- _LISTING_
********
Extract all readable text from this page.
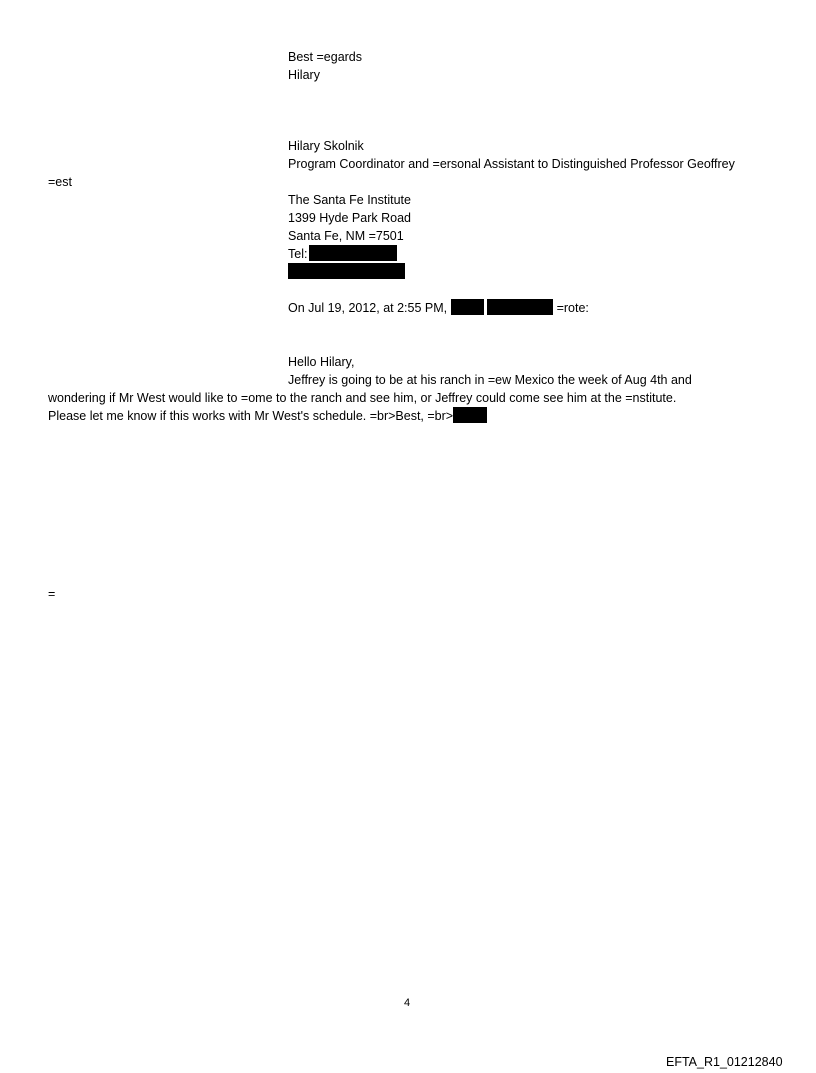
Best =egards
Hilary
Hilary Skolnik
Program Coordinator and =ersonal Assistant to Distinguished Professor Geoffrey
=est
The Santa Fe Institute
1399 Hyde Park Road
Santa Fe, NM =7501
Tel:
On Jul 19, 2012, at 2:55 PM,	=rote:
Hello Hilary,
Jeffrey is going to be at his ranch in =ew Mexico the week of Aug 4th and
wondering if Mr West would like to =ome to the ranch and see him, or Jeffrey could come see him at the =nstitute.
Please let me know if this works with Mr West's schedule. =br>Best, =br>
=
4
EFTA_R1_01212840
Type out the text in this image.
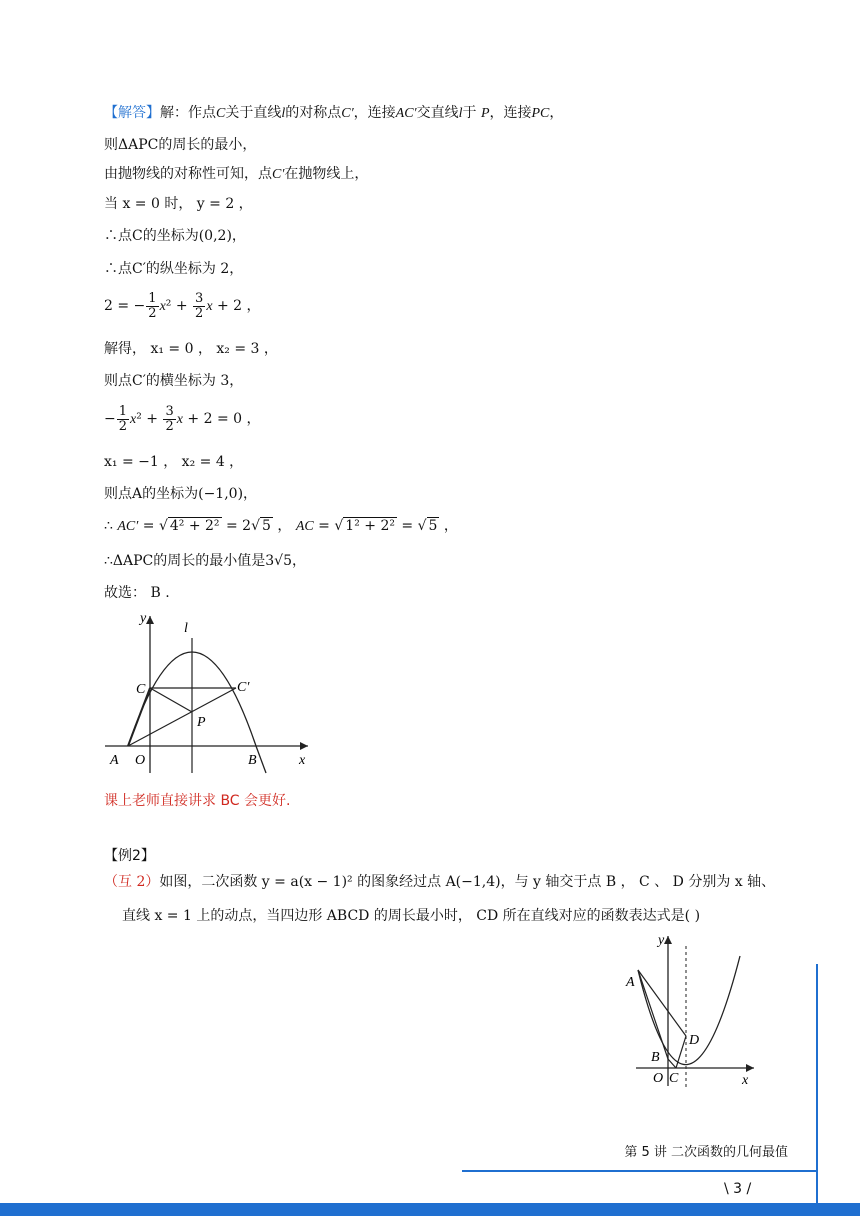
【解答】解：作点C关于直线l的对称点C′，连接AC′交直线l于 P，连接PC，
则ΔAPC的周长的最小，
由抛物线的对称性可知，点C′在抛物线上，
当 x = 0 时， y = 2 ，
∴点C的坐标为(0,2)，
∴点C′的纵坐标为 2，
2 = − $\frac{1}{2} x^2 + \frac{3}{2}$ x + 2 ，
解得， x₁ = 0 ， x₂ = 3 ，
则点C′的横坐标为 3，
− $\frac{1}{2} x^2 + \frac{3}{2}$ x + 2 = 0 ，
x₁ = −1 ， x₂ = 4 ，
则点A的坐标为(−1,0)，
∴ AC′ = √ 4² + 2² = 2√ 5 ， AC = √ 1² + 2² = √ 5 ，
∴ΔAPC的周长的最小值是3√5，
故选： B .
y
l
C	C′
P
A O	B	x
课上老师直接讲求 BC 会更好.
【例2】
（互 2）如图，二次函数 y = a(x − 1)² 的图象经过点 A(−1,4)，与 y 轴交于点 B ， C 、 D 分别为 x 轴、
直线 x = 1 上的动点，当四边形 ABCD 的周长最小时， CD 所在直线对应的函数表达式是( )
y
A
B
D
O C	x
第 5 讲 二次函数的几何最值
\ 3 /
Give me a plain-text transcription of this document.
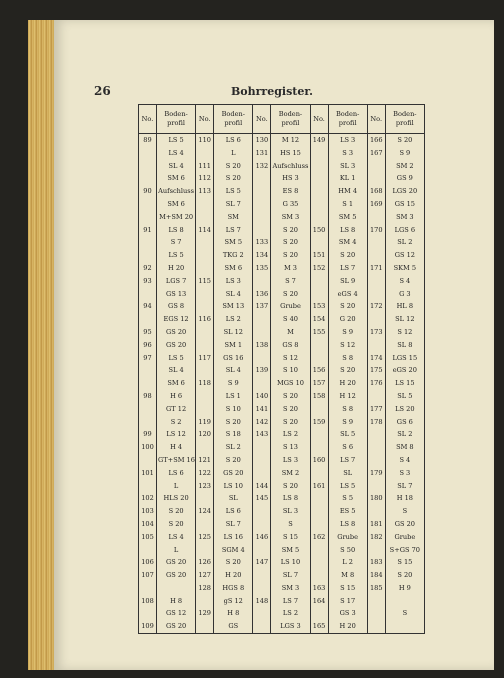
26	Bohrregister.
No.	Boden-profil	No.	Boden-profil	No.	Boden-profil	No.	Boden-profil	No.	Boden-profil
89	LS 5	110	LS 6	130	M 12	149	LS 3	166	S 20
	LS 4		L	131	HS 15		S 3	167	S 9
	SL 4	111	S 20	132	Aufschluss		SL 3		SM 2
	SM 6	112	S 20		HS 3		KL 1		GS 9
90	Aufschluss	113	LS 5		ES 8		HM 4	168	LGS 20
	SM 6		SL 7		G 35		S 1	169	GS 15
	M+SM 20		SM		SM 3		SM 5		SM 3
91	LS 8	114	LS 7		S 20	150	LS 8	170	LGS 6
	S 7		SM 5	133	S 20		SM 4		SL 2
	LS 5		TKG 2	134	S 20	151	S 20		GS 12
92	H 20		SM 6	135	M 3	152	LS 7	171	SKM 5
93	LGS 7	115	LS 3		S 7		SL 9		S 4
	GS 13		SL 4	136	S 20		eGS 4		G 3
94	GS 8		SM 13	137	Grube	153	S 20	172	HL 8
	EGS 12	116	LS 2		S 40	154	G 20		SL 12
95	GS 20		SL 12		M	155	S 9	173	S 12
96	GS 20		SM 1	138	GS 8		S 12		SL 8
97	LS 5	117	GS 16		S 12		S 8	174	LGS 15
	SL 4		SL 4	139	S 10	156	S 20	175	eGS 20
	SM 6	118	S 9		MGS 10	157	H 20	176	LS 15
98	H 6		LS 1	140	S 20	158	H 12		SL 5
	GT 12		S 10	141	S 20		S 8	177	LS 20
	S 2	119	S 20	142	S 20	159	S 9	178	GS 6
99	LS 12	120	S 18	143	LS 2		SL 5		SL 2
100	H 4		SL 2		S 13		S 6		SM 8
	GT+SM 16	121	S 20		LS 3	160	LS 7		S 4
101	LS 6	122	GS 20		SM 2		SL	179	S 3
	L	123	LS 10	144	S 20	161	LS 5		SL 7
102	HLS 20		SL	145	LS 8		S 5	180	H 18
103	S 20	124	LS 6		SL 3		ES 5		S
104	S 20		SL 7		S		LS 8	181	GS 20
105	LS 4	125	LS 16	146	S 15	162	Grube	182	Grube
	L		SGM 4		SM 5		S 50		S+GS 70
106	GS 20	126	S 20	147	LS 10		L 2	183	S 15
107	GS 20	127	H 20		SL 7		M 8	184	S 20
		128	HGS 8		SM 3	163	S 15	185	H 9
108	H 8		gS 12	148	LS 7	164	S 17		
	GS 12	129	H 8		LS 2		GS 3		S
109	GS 20		GS		LGS 3	165	H 20		
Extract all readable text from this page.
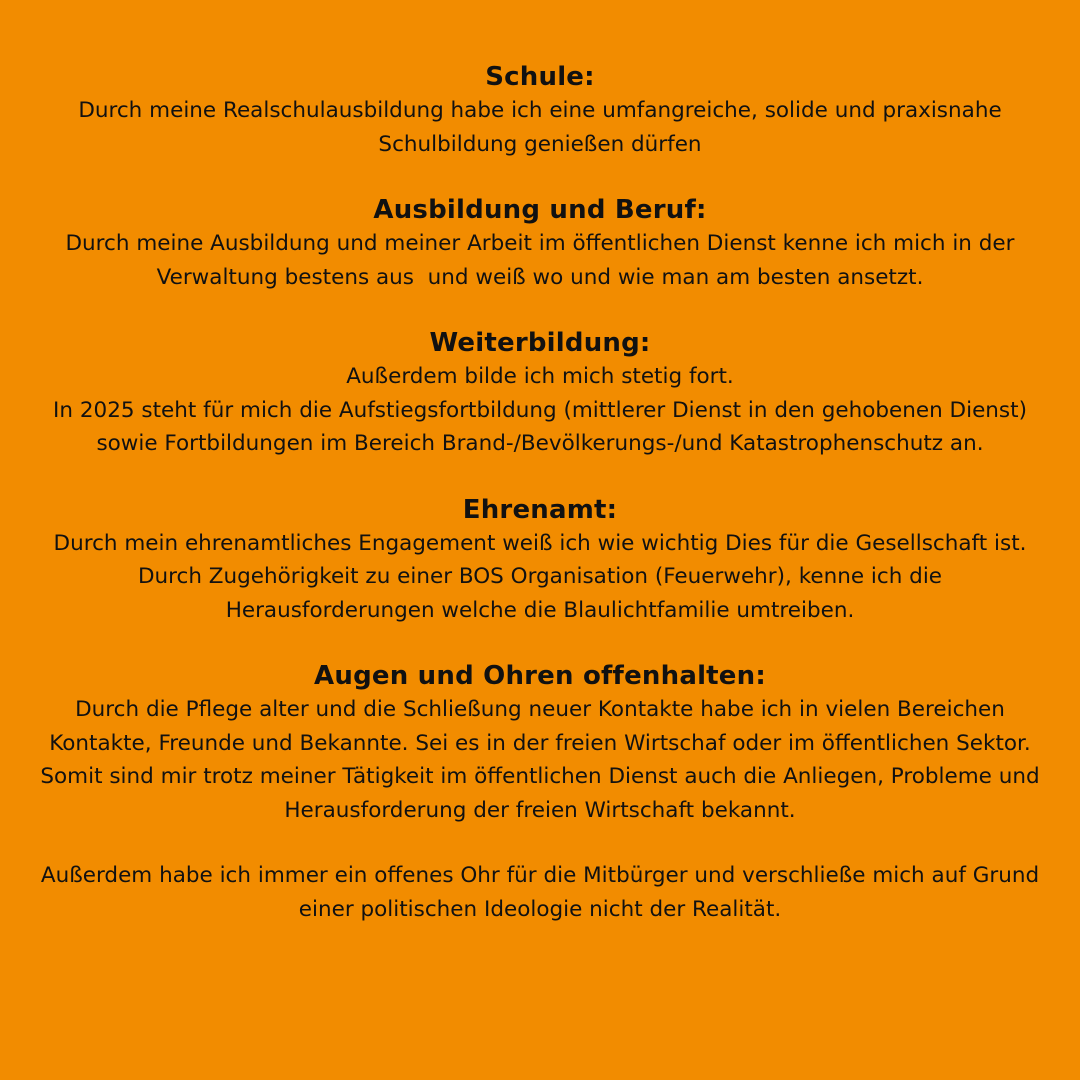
Schule:

Durch meine Realschulausbildung habe ich eine umfangreiche, solide und praxisnahe

Schulbildung genießen dürfen

Ausbildung und Beruf:

Durch meine Ausbildung und meiner Arbeit im öffentlichen Dienst kenne ich mich in der

Verwaltung bestens aus  und weiß wo und wie man am besten ansetzt.

Weiterbildung:

Außerdem bilde ich mich stetig fort.

In 2025 steht für mich die Aufstiegsfortbildung (mittlerer Dienst in den gehobenen Dienst)

sowie Fortbildungen im Bereich Brand-/Bevölkerungs-/und Katastrophenschutz an.

Ehrenamt:

Durch mein ehrenamtliches Engagement weiß ich wie wichtig Dies für die Gesellschaft ist.

Durch Zugehörigkeit zu einer BOS Organisation (Feuerwehr), kenne ich die

Herausforderungen welche die Blaulichtfamilie umtreiben.

Augen und Ohren offenhalten:

Durch die Pflege alter und die Schließung neuer Kontakte habe ich in vielen Bereichen

Kontakte, Freunde und Bekannte. Sei es in der freien Wirtschaf oder im öffentlichen Sektor.

Somit sind mir trotz meiner Tätigkeit im öffentlichen Dienst auch die Anliegen, Probleme und

Herausforderung der freien Wirtschaft bekannt.

Außerdem habe ich immer ein offenes Ohr für die Mitbürger und verschließe mich auf Grund

einer politischen Ideologie nicht der Realität.
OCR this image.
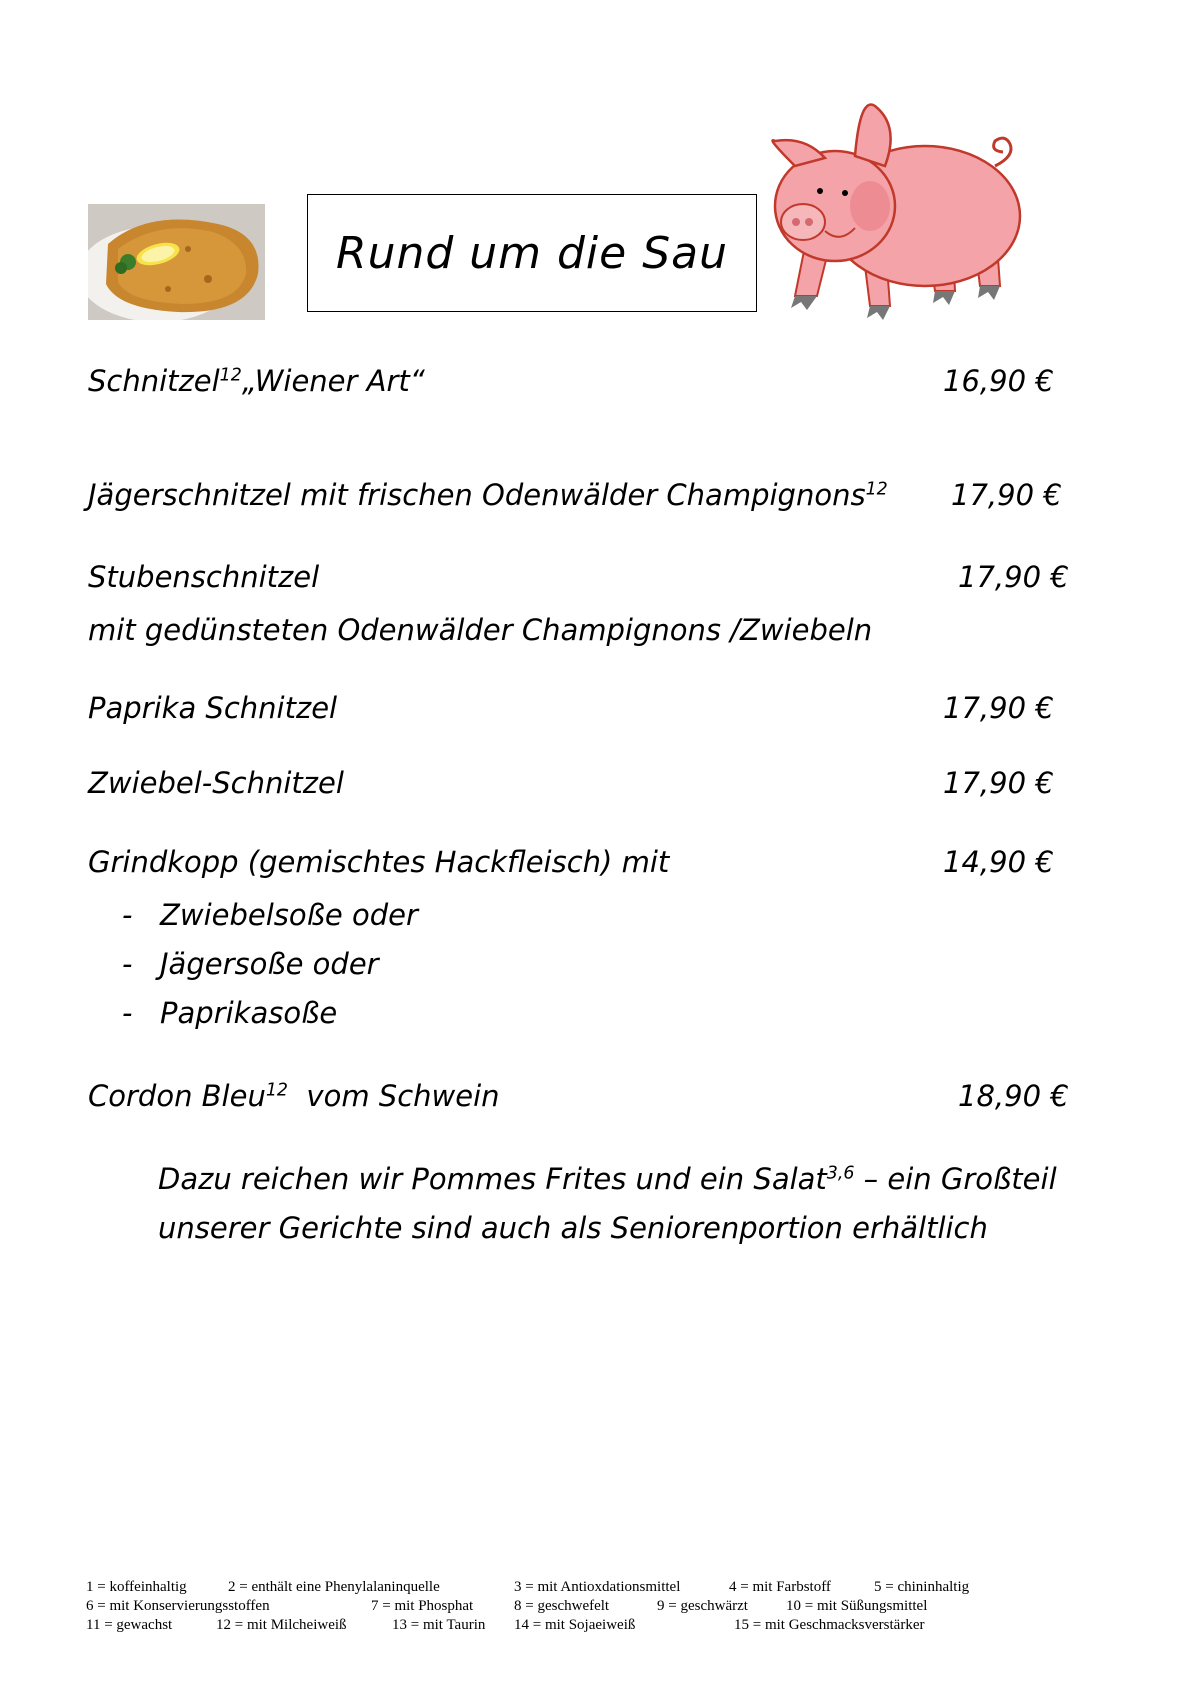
Rund um die Sau
Schnitzel$^{12}$„Wiener Art“	16,90 €
Jägerschnitzel mit frischen Odenwälder Champignons$^{12}$ 17,90 €
Stubenschnitzel	17,90 €
mit gedünsteten Odenwälder Champignons /Zwiebeln
Paprika Schnitzel	17,90 €
Zwiebel-Schnitzel	17,90 €
Grindkopp (gemischtes Hackfleisch) mit	14,90 €
- Zwiebelsoße oder
- Jägersoße oder
- Paprikasoße
Cordon Bleu$^{12}$  vom Schwein	18,90 €
Dazu reichen wir Pommes Frites und ein Salat$^{3,6}$ – ein Großteil
unserer Gerichte sind auch als Seniorenportion erhältlich
1 = koffeinhaltig	2 = enthält eine Phenylalaninquelle	3 = mit Antioxdationsmittel	4 = mit Farbstoff	5 = chininhaltig
6 = mit Konservierungsstoffen	7 = mit Phosphat	8 = geschwefelt	9 = geschwärzt	10 = mit Süßungsmittel
11 = gewachst	12 = mit Milcheiweiß	13 = mit Taurin 14 = mit Sojaeiweiß	15 = mit Geschmacksverstärker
********
Filter the listing above for the string "this" and copy every matching line.

Extract all readable text from this page.
Please let me know if this works with Mr West's schedule. =br>Best, =br>
Type out the text in this image.
Give me a plain-text transcription of this document.
Extract all readable text from this page.
OCR this image.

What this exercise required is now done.